(begin)

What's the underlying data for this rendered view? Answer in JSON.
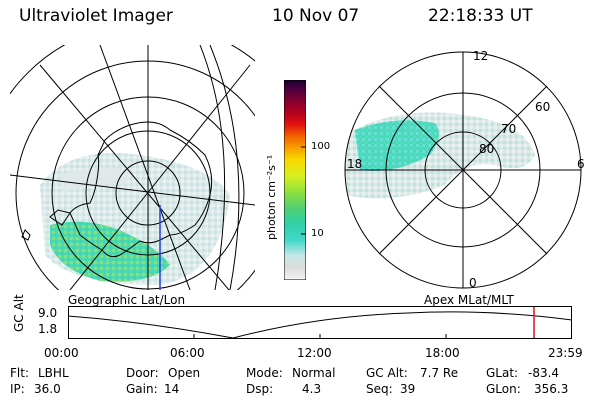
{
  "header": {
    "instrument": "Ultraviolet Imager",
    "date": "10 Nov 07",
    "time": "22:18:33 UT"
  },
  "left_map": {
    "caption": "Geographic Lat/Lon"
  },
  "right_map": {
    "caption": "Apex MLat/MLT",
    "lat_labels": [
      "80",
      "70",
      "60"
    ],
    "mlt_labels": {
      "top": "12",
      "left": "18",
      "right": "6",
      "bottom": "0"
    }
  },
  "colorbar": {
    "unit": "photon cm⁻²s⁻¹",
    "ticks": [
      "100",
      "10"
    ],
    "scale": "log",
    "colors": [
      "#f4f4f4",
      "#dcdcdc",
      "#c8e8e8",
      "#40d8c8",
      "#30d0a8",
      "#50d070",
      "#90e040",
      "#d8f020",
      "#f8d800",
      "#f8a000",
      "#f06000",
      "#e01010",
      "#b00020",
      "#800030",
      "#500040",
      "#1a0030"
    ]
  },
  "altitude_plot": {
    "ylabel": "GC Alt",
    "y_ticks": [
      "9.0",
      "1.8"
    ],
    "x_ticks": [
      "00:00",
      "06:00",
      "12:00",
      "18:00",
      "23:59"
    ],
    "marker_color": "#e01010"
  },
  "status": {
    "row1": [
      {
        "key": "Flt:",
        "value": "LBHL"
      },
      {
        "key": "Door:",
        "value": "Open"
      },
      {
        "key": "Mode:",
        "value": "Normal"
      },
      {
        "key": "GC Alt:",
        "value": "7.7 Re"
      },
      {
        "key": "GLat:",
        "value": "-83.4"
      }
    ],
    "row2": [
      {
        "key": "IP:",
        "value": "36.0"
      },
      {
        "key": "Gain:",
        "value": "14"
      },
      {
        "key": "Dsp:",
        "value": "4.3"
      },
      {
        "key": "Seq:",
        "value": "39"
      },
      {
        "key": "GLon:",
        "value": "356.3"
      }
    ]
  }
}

(end)
(begin)

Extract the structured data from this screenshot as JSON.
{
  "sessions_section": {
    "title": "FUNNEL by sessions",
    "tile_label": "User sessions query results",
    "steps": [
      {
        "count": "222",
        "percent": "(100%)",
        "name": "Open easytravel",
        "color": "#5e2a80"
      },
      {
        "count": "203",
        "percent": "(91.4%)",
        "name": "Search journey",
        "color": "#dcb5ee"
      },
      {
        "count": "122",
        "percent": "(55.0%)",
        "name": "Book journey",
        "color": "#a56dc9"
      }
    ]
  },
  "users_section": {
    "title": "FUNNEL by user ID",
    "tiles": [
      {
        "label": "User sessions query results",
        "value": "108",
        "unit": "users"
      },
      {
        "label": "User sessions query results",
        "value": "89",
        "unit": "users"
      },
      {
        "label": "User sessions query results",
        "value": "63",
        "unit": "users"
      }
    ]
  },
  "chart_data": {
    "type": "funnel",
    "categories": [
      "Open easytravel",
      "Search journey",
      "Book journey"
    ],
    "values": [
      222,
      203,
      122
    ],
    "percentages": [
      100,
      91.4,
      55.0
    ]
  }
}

(end)

> [WHAT IS NEEDED] Scan the lines above for "title", then copy every one that has it.

> [FULL OUTPUT]
    "title": "FUNNEL by sessions",
    "title": "FUNNEL by user ID",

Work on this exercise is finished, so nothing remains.